*Stated exercise*.
Extract every one of the lines below verbatim, keeping their order.

*Dataset*.
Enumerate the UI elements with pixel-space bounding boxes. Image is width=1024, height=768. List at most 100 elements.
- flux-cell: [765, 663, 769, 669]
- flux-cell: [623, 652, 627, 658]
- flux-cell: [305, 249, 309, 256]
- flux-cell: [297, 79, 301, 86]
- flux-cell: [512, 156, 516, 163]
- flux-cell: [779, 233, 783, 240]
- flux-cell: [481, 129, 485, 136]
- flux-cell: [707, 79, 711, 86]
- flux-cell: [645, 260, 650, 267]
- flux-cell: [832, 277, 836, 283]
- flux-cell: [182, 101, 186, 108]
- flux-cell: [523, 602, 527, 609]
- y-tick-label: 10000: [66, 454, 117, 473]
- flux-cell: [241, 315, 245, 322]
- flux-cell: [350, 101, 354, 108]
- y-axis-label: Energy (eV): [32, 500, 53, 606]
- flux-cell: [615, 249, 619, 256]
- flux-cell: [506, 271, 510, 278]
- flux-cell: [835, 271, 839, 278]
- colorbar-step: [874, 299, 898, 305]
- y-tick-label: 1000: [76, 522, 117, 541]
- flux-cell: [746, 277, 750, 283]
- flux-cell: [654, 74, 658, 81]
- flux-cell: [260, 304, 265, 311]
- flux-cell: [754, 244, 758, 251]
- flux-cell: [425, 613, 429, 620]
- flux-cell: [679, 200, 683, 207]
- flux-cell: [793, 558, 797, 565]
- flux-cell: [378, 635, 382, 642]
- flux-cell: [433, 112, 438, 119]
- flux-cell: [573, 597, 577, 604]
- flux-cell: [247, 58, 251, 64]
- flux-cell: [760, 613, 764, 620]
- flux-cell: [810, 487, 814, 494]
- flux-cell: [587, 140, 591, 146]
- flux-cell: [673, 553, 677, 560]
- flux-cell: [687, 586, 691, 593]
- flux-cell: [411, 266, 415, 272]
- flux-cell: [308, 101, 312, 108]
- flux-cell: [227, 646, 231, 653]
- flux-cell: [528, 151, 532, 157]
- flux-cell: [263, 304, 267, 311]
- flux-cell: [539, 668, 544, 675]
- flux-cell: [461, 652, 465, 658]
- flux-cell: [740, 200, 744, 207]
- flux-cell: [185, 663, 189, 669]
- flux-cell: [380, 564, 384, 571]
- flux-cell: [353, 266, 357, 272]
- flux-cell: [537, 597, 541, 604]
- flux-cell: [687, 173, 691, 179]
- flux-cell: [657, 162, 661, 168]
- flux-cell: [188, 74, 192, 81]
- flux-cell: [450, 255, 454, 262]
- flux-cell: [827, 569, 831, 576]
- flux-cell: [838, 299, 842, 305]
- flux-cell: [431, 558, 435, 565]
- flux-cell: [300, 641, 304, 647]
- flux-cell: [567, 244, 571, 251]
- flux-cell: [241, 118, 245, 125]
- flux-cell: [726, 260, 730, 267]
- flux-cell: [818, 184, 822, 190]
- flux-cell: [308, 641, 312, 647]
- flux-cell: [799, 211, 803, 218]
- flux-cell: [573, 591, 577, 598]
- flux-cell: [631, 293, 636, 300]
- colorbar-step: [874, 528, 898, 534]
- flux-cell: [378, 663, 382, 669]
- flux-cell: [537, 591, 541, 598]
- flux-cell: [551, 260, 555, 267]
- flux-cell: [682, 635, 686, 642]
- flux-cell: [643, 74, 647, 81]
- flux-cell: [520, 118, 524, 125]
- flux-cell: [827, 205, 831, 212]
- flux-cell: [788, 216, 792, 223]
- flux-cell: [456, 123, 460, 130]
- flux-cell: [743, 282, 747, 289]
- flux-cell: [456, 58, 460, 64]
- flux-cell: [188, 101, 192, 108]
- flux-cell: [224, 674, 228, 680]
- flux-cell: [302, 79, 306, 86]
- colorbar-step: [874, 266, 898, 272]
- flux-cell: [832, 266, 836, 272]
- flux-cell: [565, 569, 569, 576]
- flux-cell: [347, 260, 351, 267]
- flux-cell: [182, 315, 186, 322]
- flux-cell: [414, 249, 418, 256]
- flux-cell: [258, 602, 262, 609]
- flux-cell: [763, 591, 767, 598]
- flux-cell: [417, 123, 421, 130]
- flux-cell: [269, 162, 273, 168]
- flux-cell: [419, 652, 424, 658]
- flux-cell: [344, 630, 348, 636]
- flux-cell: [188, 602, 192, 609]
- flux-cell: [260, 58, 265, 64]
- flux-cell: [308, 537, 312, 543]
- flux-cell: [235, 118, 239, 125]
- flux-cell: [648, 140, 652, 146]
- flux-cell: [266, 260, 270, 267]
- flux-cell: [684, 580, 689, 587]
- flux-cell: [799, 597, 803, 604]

*Complete answer*.
Enumerate the UI elements with pixel-space bounding boxes. Image is width=1024, height=768. List at most 100 elements.
- flux-cell: [765, 663, 769, 669]
- flux-cell: [623, 652, 627, 658]
- flux-cell: [305, 249, 309, 256]
- flux-cell: [297, 79, 301, 86]
- flux-cell: [512, 156, 516, 163]
- flux-cell: [779, 233, 783, 240]
- flux-cell: [481, 129, 485, 136]
- flux-cell: [707, 79, 711, 86]
- flux-cell: [645, 260, 650, 267]
- flux-cell: [832, 277, 836, 283]
- flux-cell: [182, 101, 186, 108]
- flux-cell: [523, 602, 527, 609]
- y-tick-label: 10000: [66, 454, 117, 473]
- flux-cell: [241, 315, 245, 322]
- flux-cell: [350, 101, 354, 108]
- y-axis-label: Energy (eV): [32, 500, 53, 606]
- flux-cell: [615, 249, 619, 256]
- flux-cell: [506, 271, 510, 278]
- flux-cell: [835, 271, 839, 278]
- colorbar-step: [874, 299, 898, 305]
- y-tick-label: 1000: [76, 522, 117, 541]
- flux-cell: [746, 277, 750, 283]
- flux-cell: [654, 74, 658, 81]
- flux-cell: [260, 304, 265, 311]
- flux-cell: [754, 244, 758, 251]
- flux-cell: [425, 613, 429, 620]
- flux-cell: [679, 200, 683, 207]
- flux-cell: [793, 558, 797, 565]
- flux-cell: [378, 635, 382, 642]
- flux-cell: [433, 112, 438, 119]
- flux-cell: [573, 597, 577, 604]
- flux-cell: [247, 58, 251, 64]
- flux-cell: [760, 613, 764, 620]
- flux-cell: [810, 487, 814, 494]
- flux-cell: [587, 140, 591, 146]
- flux-cell: [673, 553, 677, 560]
- flux-cell: [687, 586, 691, 593]
- flux-cell: [411, 266, 415, 272]
- flux-cell: [308, 101, 312, 108]
- flux-cell: [227, 646, 231, 653]
- flux-cell: [528, 151, 532, 157]
- flux-cell: [263, 304, 267, 311]
- flux-cell: [539, 668, 544, 675]
- flux-cell: [461, 652, 465, 658]
- flux-cell: [740, 200, 744, 207]
- flux-cell: [185, 663, 189, 669]
- flux-cell: [380, 564, 384, 571]
- flux-cell: [353, 266, 357, 272]
- flux-cell: [537, 597, 541, 604]
- flux-cell: [687, 173, 691, 179]
- flux-cell: [657, 162, 661, 168]
- flux-cell: [188, 74, 192, 81]
- flux-cell: [450, 255, 454, 262]
- flux-cell: [827, 569, 831, 576]
- flux-cell: [838, 299, 842, 305]
- flux-cell: [431, 558, 435, 565]
- flux-cell: [300, 641, 304, 647]
- flux-cell: [567, 244, 571, 251]
- flux-cell: [241, 118, 245, 125]
- flux-cell: [726, 260, 730, 267]
- flux-cell: [818, 184, 822, 190]
- flux-cell: [308, 641, 312, 647]
- flux-cell: [799, 211, 803, 218]
- flux-cell: [573, 591, 577, 598]
- flux-cell: [631, 293, 636, 300]
- colorbar-step: [874, 528, 898, 534]
- flux-cell: [378, 663, 382, 669]
- flux-cell: [537, 591, 541, 598]
- flux-cell: [551, 260, 555, 267]
- flux-cell: [682, 635, 686, 642]
- flux-cell: [643, 74, 647, 81]
- flux-cell: [520, 118, 524, 125]
- flux-cell: [827, 205, 831, 212]
- flux-cell: [788, 216, 792, 223]
- flux-cell: [456, 123, 460, 130]
- flux-cell: [743, 282, 747, 289]
- flux-cell: [456, 58, 460, 64]
- flux-cell: [188, 101, 192, 108]
- flux-cell: [224, 674, 228, 680]
- flux-cell: [302, 79, 306, 86]
- colorbar-step: [874, 266, 898, 272]
- flux-cell: [832, 266, 836, 272]
- flux-cell: [565, 569, 569, 576]
- flux-cell: [347, 260, 351, 267]
- flux-cell: [182, 315, 186, 322]
- flux-cell: [414, 249, 418, 256]
- flux-cell: [258, 602, 262, 609]
- flux-cell: [763, 591, 767, 598]
- flux-cell: [417, 123, 421, 130]
- flux-cell: [269, 162, 273, 168]
- flux-cell: [419, 652, 424, 658]
- flux-cell: [344, 630, 348, 636]
- flux-cell: [188, 602, 192, 609]
- flux-cell: [260, 58, 265, 64]
- flux-cell: [308, 537, 312, 543]
- flux-cell: [235, 118, 239, 125]
- flux-cell: [648, 140, 652, 146]
- flux-cell: [266, 260, 270, 267]
- flux-cell: [684, 580, 689, 587]
- flux-cell: [799, 597, 803, 604]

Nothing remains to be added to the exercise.